> [WHAT IS BEING ASKED] How many lines of these records hold the string "title"? Reply with the number alone.

--- Start RECORDS FOR THIS TASK ---

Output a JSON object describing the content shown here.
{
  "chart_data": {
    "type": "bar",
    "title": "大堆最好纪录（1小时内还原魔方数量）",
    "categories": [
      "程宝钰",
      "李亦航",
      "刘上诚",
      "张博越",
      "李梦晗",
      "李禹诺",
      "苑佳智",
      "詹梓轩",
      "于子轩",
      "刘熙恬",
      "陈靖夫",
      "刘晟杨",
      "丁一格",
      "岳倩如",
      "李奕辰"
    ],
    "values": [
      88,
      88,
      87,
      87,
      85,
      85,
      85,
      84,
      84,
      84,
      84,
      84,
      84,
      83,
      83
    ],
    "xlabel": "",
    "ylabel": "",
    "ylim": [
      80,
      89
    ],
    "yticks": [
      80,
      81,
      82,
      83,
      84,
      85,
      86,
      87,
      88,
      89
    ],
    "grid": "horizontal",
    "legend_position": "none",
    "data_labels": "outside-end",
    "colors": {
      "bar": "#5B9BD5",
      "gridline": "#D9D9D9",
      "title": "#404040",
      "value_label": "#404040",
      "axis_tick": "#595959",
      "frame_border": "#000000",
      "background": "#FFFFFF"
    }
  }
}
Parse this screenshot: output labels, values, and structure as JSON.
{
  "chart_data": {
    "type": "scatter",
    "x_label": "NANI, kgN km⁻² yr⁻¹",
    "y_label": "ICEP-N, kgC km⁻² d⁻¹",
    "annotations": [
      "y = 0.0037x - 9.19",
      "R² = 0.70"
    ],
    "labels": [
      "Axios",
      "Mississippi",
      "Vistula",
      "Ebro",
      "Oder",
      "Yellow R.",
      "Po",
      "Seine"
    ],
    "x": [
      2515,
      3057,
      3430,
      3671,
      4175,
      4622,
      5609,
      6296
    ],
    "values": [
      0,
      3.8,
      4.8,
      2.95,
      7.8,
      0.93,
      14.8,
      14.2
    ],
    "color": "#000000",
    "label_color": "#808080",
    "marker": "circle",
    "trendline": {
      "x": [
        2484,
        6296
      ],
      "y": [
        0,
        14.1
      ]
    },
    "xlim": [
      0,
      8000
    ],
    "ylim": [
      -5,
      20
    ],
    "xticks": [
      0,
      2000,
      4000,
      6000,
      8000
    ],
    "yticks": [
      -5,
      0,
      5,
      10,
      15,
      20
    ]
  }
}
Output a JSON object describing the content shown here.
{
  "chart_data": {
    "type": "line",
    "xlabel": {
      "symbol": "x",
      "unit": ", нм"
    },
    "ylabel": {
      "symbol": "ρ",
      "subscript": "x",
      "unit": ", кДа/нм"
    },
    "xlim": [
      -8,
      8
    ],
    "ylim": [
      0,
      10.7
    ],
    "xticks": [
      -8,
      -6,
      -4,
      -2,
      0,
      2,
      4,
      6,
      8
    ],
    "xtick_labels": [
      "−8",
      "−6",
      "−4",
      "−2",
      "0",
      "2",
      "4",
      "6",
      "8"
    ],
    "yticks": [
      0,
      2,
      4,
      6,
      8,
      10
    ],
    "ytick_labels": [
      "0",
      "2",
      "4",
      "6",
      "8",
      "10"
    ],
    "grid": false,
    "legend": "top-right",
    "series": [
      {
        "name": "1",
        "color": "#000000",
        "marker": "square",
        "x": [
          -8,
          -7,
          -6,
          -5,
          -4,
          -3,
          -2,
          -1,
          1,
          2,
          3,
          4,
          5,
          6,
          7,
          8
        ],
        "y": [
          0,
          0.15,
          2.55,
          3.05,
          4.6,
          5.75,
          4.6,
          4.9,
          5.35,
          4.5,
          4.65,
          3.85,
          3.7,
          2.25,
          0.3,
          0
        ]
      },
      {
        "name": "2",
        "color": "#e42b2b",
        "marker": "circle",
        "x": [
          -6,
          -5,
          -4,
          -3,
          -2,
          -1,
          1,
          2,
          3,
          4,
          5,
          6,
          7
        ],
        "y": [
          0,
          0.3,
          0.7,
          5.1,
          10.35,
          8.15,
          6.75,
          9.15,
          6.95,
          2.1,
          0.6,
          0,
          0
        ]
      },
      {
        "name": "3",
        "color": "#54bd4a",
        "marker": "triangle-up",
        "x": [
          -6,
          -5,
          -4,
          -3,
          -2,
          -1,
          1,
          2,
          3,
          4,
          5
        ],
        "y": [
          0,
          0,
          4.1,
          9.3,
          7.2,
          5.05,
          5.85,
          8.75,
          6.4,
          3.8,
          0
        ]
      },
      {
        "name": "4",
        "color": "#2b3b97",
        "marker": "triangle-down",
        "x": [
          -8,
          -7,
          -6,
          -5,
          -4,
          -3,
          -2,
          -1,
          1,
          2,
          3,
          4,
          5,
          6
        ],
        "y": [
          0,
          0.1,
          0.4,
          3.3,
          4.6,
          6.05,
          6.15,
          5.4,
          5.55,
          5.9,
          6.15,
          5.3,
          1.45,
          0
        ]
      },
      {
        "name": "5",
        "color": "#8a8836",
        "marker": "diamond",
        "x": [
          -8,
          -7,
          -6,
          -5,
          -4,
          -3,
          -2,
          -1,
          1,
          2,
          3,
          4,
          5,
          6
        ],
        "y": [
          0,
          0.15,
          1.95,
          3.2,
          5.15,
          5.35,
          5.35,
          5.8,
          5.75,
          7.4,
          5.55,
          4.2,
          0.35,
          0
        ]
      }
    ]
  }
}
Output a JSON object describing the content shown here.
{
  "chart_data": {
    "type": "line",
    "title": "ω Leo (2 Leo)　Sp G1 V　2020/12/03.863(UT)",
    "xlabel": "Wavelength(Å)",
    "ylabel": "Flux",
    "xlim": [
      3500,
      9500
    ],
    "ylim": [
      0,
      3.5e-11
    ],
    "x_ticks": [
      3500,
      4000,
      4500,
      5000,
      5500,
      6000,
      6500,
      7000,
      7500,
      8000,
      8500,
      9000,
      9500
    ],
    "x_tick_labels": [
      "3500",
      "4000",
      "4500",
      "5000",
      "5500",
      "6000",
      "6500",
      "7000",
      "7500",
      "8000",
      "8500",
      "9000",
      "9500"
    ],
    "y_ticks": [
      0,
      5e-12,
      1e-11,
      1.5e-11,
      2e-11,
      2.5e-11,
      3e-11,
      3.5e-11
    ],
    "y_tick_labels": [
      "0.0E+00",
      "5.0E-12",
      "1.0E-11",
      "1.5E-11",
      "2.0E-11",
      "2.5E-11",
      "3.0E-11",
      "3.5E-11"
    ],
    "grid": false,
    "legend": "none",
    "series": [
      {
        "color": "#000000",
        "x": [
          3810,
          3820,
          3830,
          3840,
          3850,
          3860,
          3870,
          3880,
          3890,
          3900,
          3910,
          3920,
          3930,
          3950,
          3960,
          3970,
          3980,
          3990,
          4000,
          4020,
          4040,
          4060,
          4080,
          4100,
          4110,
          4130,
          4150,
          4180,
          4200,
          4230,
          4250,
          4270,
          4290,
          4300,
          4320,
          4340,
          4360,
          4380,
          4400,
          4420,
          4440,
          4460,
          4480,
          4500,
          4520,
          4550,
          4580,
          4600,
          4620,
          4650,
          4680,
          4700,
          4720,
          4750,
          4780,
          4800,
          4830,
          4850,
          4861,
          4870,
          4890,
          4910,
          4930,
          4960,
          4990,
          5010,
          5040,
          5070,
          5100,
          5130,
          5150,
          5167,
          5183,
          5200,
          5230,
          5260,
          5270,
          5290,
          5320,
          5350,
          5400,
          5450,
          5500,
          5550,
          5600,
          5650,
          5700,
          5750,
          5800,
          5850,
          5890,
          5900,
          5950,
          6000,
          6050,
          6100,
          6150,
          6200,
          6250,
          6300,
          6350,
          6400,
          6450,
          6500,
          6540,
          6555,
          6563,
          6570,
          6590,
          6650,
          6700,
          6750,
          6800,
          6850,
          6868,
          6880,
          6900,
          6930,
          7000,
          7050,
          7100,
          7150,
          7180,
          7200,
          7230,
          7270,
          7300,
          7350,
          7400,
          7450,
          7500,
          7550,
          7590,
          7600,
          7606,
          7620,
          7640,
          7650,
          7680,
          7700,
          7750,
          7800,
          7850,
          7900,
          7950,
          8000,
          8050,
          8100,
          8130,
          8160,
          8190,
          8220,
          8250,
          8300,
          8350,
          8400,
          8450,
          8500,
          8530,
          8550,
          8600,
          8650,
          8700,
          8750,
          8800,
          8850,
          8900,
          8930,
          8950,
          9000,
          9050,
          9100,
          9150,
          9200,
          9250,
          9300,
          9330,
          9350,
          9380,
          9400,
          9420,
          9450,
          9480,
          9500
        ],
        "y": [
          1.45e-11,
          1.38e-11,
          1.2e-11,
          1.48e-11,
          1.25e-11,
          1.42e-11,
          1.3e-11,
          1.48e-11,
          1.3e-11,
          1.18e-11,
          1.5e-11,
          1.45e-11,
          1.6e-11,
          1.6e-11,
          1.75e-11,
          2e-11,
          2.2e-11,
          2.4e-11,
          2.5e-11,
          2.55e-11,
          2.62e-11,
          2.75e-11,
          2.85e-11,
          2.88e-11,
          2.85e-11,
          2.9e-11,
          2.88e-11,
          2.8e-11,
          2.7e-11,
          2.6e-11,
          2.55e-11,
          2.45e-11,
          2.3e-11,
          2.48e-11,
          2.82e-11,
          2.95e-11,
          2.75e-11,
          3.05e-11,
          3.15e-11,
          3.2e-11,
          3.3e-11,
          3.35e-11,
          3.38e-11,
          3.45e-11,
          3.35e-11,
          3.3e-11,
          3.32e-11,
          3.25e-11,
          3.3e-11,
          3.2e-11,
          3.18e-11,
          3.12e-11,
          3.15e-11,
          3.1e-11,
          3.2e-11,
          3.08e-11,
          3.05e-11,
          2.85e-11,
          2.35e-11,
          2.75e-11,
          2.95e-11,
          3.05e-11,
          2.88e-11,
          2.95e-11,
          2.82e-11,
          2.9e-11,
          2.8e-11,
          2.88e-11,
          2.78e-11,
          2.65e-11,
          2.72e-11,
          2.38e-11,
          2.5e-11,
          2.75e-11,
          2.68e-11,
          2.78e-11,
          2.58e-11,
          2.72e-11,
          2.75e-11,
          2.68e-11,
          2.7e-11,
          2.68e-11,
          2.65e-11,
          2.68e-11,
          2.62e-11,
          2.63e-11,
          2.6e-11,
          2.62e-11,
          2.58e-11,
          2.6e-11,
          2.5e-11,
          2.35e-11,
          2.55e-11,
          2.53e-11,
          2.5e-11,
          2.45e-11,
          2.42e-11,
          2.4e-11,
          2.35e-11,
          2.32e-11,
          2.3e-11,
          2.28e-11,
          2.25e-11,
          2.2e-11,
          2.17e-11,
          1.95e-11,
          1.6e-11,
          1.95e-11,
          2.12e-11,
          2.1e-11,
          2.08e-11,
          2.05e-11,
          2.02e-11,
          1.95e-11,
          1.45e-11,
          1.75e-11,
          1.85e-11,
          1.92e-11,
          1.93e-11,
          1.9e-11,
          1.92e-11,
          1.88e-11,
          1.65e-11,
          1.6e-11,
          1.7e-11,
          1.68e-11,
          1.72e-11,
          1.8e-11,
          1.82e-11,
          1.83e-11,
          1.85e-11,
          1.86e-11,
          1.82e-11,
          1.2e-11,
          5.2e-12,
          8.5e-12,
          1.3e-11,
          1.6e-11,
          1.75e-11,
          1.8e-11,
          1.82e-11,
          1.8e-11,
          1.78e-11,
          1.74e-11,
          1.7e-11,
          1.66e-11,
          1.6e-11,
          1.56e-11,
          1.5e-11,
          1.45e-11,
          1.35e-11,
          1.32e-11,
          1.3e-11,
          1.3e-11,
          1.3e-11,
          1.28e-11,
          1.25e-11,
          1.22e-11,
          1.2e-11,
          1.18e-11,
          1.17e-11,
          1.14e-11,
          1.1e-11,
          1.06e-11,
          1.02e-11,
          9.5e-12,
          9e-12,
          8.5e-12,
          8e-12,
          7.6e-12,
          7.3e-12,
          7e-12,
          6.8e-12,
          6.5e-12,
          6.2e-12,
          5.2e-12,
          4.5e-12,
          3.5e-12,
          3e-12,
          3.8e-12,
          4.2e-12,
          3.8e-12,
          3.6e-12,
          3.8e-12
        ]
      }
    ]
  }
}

--- End RECORDS FOR THIS TASK ---

> [RESULT OF THE EXERCISE] 3